WHAT IS NEEDED -> Reproduce each of the entries below line for line, changing nothing, and leave the pictures out of your answer.
------ EXCERPTED RECORDS ------
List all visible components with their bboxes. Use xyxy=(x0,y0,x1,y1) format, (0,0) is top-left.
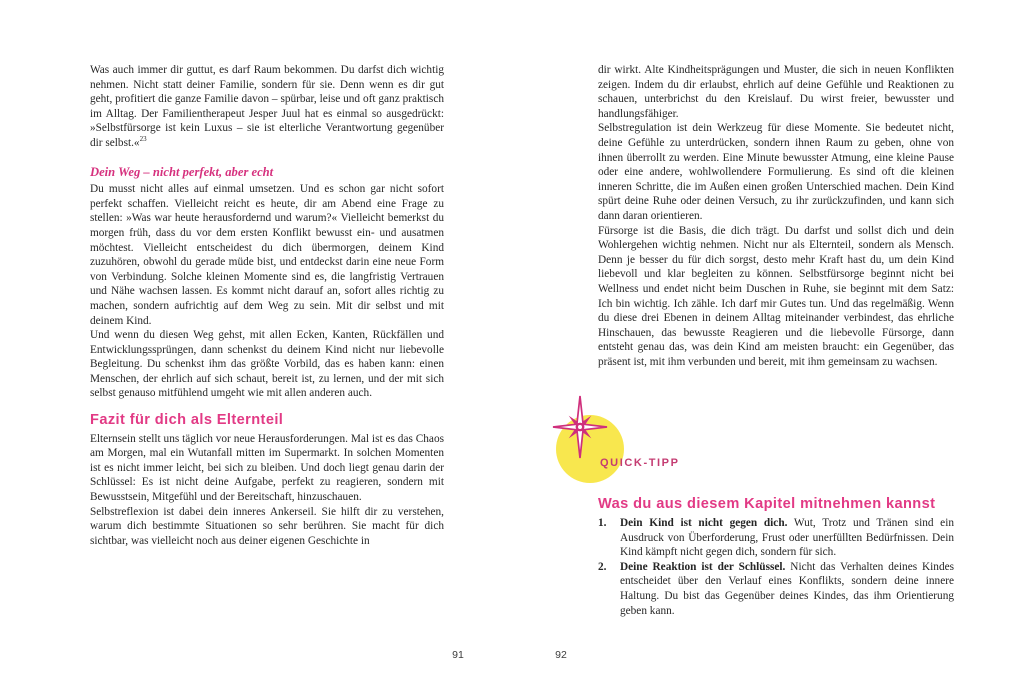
takeaway-item xyxy=(598,516,954,560)
takeaway-lead: Deine Reaktion ist der Schlüssel. xyxy=(620,560,786,573)
page-number-right: 92 xyxy=(555,649,567,661)
conclusion-heading: Fazit für dich als Elternteil xyxy=(90,412,284,429)
intro-paragraph-text: Was auch immer dir guttut, es darf Raum bekommen. Du darfst dich wichtig nehmen. Nicht statt deiner Familie, sondern für sie. Denn wenn es dir gut geht, profitiert die ganze Familie davon – spürbar, leise und oft ganz praktisch im Alltag. Der Familientherapeut Jesper Juul hat es einmal so ausgedrückt: »Selbstfürsorge ist kein Luxus – sie ist elterliche Verantwortung gegenüber dir selbst.« xyxy=(90,64,444,149)
body-paragraph: Du musst nicht alles auf einmal umsetzen. Und es schon gar nicht sofort perfekt schaffen. Vielleicht reicht es heute, dir am Abend eine Frage zu stellen: »Was war heute herausfordernd und warum?« Vielleicht bemerkst du morgen früh, dass du vor dem ersten Konflikt bewusst ein- und ausatmen möchtest. Vielleicht entscheidest du dich übermorgen, deinem Kind zuzuhören, obwohl du gerade müde bist, und entdeckst darin eine neue Form von Verbindung. Solche kleinen Momente sind es, die langfristig Vertrauen und Nähe wachsen lassen. Es kommt nicht darauf an, sofort alles richtig zu machen, sondern aufrichtig auf dem Weg zu sein. Mit dir selbst und mit deinem Kind. xyxy=(90,183,444,327)
body-paragraph: Elternsein stellt uns täglich vor neue Herausforderungen. Mal ist es das Chaos am Morgen, mal ein Wutanfall mitten im Supermarkt. In solchen Momenten ist es nicht immer leicht, bei sich zu bleiben. Und doch liegt genau darin der Schlüssel: Es ist nicht deine Aufgabe, perfekt zu reagieren, sondern mit Bewusstsein, Mitgefühl und der Bereitschaft, hinzuschauen. xyxy=(90,432,444,504)
takeaway-number: 2. xyxy=(598,560,607,573)
takeaway-number: 1. xyxy=(598,517,607,530)
body-paragraph: Selbstregulation ist dein Werkzeug für diese Momente. Sie bedeutet nicht, deine Gefühle zu unterdrücken, sondern ihnen Raum zu geben, ohne von ihnen überrollt zu werden. Eine Minute bewusster Atmung, eine kleine Pause oder eine andere, wohlwollendere Formulierung. Es sind oft die kleinen inneren Schritte, die im Außen einen großen Unterschied machen. Dein Kind spürt deine Ruhe oder deinen Versuch, zu ihr zurückzufinden, und kann sich dann daran orientieren. xyxy=(598,122,954,222)
italic-subheading: Dein Weg – nicht perfekt, aber echt xyxy=(90,164,274,179)
body-paragraph: Fürsorge ist die Basis, die dich trägt. Du darfst und sollst dich und dein Wohlergehen wichtig nehmen. Nicht nur als Elternteil, sondern als Mensch. Denn je besser du für dich sorgst, desto mehr Kraft hast du, um dein Kind liebevoll und klar begleiten zu können. Selbstfürsorge beginnt nicht bei Wellness und endet nicht beim Duschen in Ruhe, sie beginnt mit dem Satz: Ich bin wichtig. Ich zähle. Ich darf mir Gutes tun. Und das regelmäßig. Wenn du diese drei Ebenen in deinem Alltag miteinander verbindest, das ehrliche Hinschauen, das bewusste Reagieren und die liebevolle Fürsorge, dann entsteht genau das, was dein Kind am meisten braucht: ein Gegenüber, das präsent ist, mit ihm verbunden und bereit, mit ihm gemeinsam zu wachsen. xyxy=(598,224,954,368)
body-paragraph: dir wirkt. Alte Kindheitsprägungen und Muster, die sich in neuen Konflikten zeigen. Indem du dir erlaubst, ehrlich auf deine Gefühle und Reaktionen zu schauen, unterbrichst du den Kreislauf. Du wirst freier, bewusster und handlungsfähiger. xyxy=(598,64,954,120)
left-page xyxy=(90,63,444,548)
takeaway-text: Nicht das Verhalten deines Kindes entscheidet über den Verlauf eines Konflikts, sondern deine innere Haltung. Du bist das Gegenüber deines Kindes, das ihm Orientierung geben kann. xyxy=(620,560,955,617)
takeaway-item xyxy=(598,560,954,618)
body-paragraph: Selbstreflexion ist dabei dein inneres Ankerseil. Sie hilft dir zu verstehen, warum dich bestimmte Situationen so sehr berühren. Sie macht für dich sichtbar, was vielleicht noch aus deiner eigenen Geschichte in xyxy=(90,505,444,547)
quick-tipp-label: QUICK-TIPP xyxy=(600,457,680,470)
body-paragraph: Und wenn du diesen Weg gehst, mit allen Ecken, Kanten, Rückfällen und Entwicklungssprüngen, dann schenkst du deinem Kind nicht nur liebevolle Begleitung. Du schenkst ihm das größte Vorbild, das es haben kann: einen Menschen, der ehrlich auf sich schaut, bereit ist, zu lernen, und der mit sich selbst genauso mitfühlend umgeht wie mit allen anderen auch. xyxy=(90,329,444,400)
footnote-reference: 23 xyxy=(139,135,147,144)
takeaway-text: Wut, Trotz und Tränen sind ein Ausdruck von Überforderung, Frust oder unerfüllten Bedürfnissen. Dein Kind kämpft nicht gegen dich, sondern für sich. xyxy=(620,517,954,559)
page-number-left: 91 xyxy=(452,649,464,661)
quick-tipp-badge xyxy=(598,389,954,485)
intro-paragraph xyxy=(90,63,444,151)
takeaway-heading: Was du aus diesem Kapitel mitnehmen kannst xyxy=(598,496,936,513)
takeaway-lead: Dein Kind ist nicht gegen dich. xyxy=(620,517,788,530)
right-page xyxy=(598,63,954,618)
compass-star-icon xyxy=(548,394,612,460)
------
CORRECT RESPONSE ->
List all visible components with their bboxes. Use xyxy=(x0,y0,x1,y1) format, (0,0) is top-left.
takeaway-item xyxy=(598,516,954,560)
takeaway-lead: Deine Reaktion ist der Schlüssel. xyxy=(620,560,786,573)
page-number-right: 92 xyxy=(555,649,567,661)
conclusion-heading: Fazit für dich als Elternteil xyxy=(90,412,284,429)
intro-paragraph-text: Was auch immer dir guttut, es darf Raum bekommen. Du darfst dich wichtig nehmen. Nicht statt deiner Familie, sondern für sie. Denn wenn es dir gut geht, profitiert die ganze Familie davon – spürbar, leise und oft ganz praktisch im Alltag. Der Familientherapeut Jesper Juul hat es einmal so ausgedrückt: »Selbstfürsorge ist kein Luxus – sie ist elterliche Verantwortung gegenüber dir selbst.« xyxy=(90,64,444,149)
body-paragraph: Du musst nicht alles auf einmal umsetzen. Und es schon gar nicht sofort perfekt schaffen. Vielleicht reicht es heute, dir am Abend eine Frage zu stellen: »Was war heute herausfordernd und warum?« Vielleicht bemerkst du morgen früh, dass du vor dem ersten Konflikt bewusst ein- und ausatmen möchtest. Vielleicht entscheidest du dich übermorgen, deinem Kind zuzuhören, obwohl du gerade müde bist, und entdeckst darin eine neue Form von Verbindung. Solche kleinen Momente sind es, die langfristig Vertrauen und Nähe wachsen lassen. Es kommt nicht darauf an, sofort alles richtig zu machen, sondern aufrichtig auf dem Weg zu sein. Mit dir selbst und mit deinem Kind. xyxy=(90,183,444,327)
body-paragraph: Elternsein stellt uns täglich vor neue Herausforderungen. Mal ist es das Chaos am Morgen, mal ein Wutanfall mitten im Supermarkt. In solchen Momenten ist es nicht immer leicht, bei sich zu bleiben. Und doch liegt genau darin der Schlüssel: Es ist nicht deine Aufgabe, perfekt zu reagieren, sondern mit Bewusstsein, Mitgefühl und der Bereitschaft, hinzuschauen. xyxy=(90,432,444,504)
takeaway-number: 2. xyxy=(598,560,607,573)
takeaway-number: 1. xyxy=(598,517,607,530)
body-paragraph: Selbstregulation ist dein Werkzeug für diese Momente. Sie bedeutet nicht, deine Gefühle zu unterdrücken, sondern ihnen Raum zu geben, ohne von ihnen überrollt zu werden. Eine Minute bewusster Atmung, eine kleine Pause oder eine andere, wohlwollendere Formulierung. Es sind oft die kleinen inneren Schritte, die im Außen einen großen Unterschied machen. Dein Kind spürt deine Ruhe oder deinen Versuch, zu ihr zurückzufinden, und kann sich dann daran orientieren. xyxy=(598,122,954,222)
italic-subheading: Dein Weg – nicht perfekt, aber echt xyxy=(90,164,274,179)
body-paragraph: Fürsorge ist die Basis, die dich trägt. Du darfst und sollst dich und dein Wohlergehen wichtig nehmen. Nicht nur als Elternteil, sondern als Mensch. Denn je besser du für dich sorgst, desto mehr Kraft hast du, um dein Kind liebevoll und klar begleiten zu können. Selbstfürsorge beginnt nicht bei Wellness und endet nicht beim Duschen in Ruhe, sie beginnt mit dem Satz: Ich bin wichtig. Ich zähle. Ich darf mir Gutes tun. Und das regelmäßig. Wenn du diese drei Ebenen in deinem Alltag miteinander verbindest, das ehrliche Hinschauen, das bewusste Reagieren und die liebevolle Fürsorge, dann entsteht genau das, was dein Kind am meisten braucht: ein Gegenüber, das präsent ist, mit ihm verbunden und bereit, mit ihm gemeinsam zu wachsen. xyxy=(598,224,954,368)
body-paragraph: dir wirkt. Alte Kindheitsprägungen und Muster, die sich in neuen Konflikten zeigen. Indem du dir erlaubst, ehrlich auf deine Gefühle und Reaktionen zu schauen, unterbrichst du den Kreislauf. Du wirst freier, bewusster und handlungsfähiger. xyxy=(598,64,954,120)
left-page xyxy=(90,63,444,548)
takeaway-text: Nicht das Verhalten deines Kindes entscheidet über den Verlauf eines Konflikts, sondern deine innere Haltung. Du bist das Gegenüber deines Kindes, das ihm Orientierung geben kann. xyxy=(620,560,955,617)
takeaway-item xyxy=(598,560,954,618)
body-paragraph: Selbstreflexion ist dabei dein inneres Ankerseil. Sie hilft dir zu verstehen, warum dich bestimmte Situationen so sehr berühren. Sie macht für dich sichtbar, was vielleicht noch aus deiner eigenen Geschichte in xyxy=(90,505,444,547)
quick-tipp-label: QUICK-TIPP xyxy=(600,457,680,470)
body-paragraph: Und wenn du diesen Weg gehst, mit allen Ecken, Kanten, Rückfällen und Entwicklungssprüngen, dann schenkst du deinem Kind nicht nur liebevolle Begleitung. Du schenkst ihm das größte Vorbild, das es haben kann: einen Menschen, der ehrlich auf sich schaut, bereit ist, zu lernen, und der mit sich selbst genauso mitfühlend umgeht wie mit allen anderen auch. xyxy=(90,329,444,400)
footnote-reference: 23 xyxy=(139,135,147,144)
takeaway-text: Wut, Trotz und Tränen sind ein Ausdruck von Überforderung, Frust oder unerfüllten Bedürfnissen. Dein Kind kämpft nicht gegen dich, sondern für sich. xyxy=(620,517,954,559)
page-number-left: 91 xyxy=(452,649,464,661)
quick-tipp-badge xyxy=(598,389,954,485)
intro-paragraph xyxy=(90,63,444,151)
takeaway-heading: Was du aus diesem Kapitel mitnehmen kannst xyxy=(598,496,936,513)
takeaway-lead: Dein Kind ist nicht gegen dich. xyxy=(620,517,788,530)
right-page xyxy=(598,63,954,618)
compass-star-icon xyxy=(548,394,612,460)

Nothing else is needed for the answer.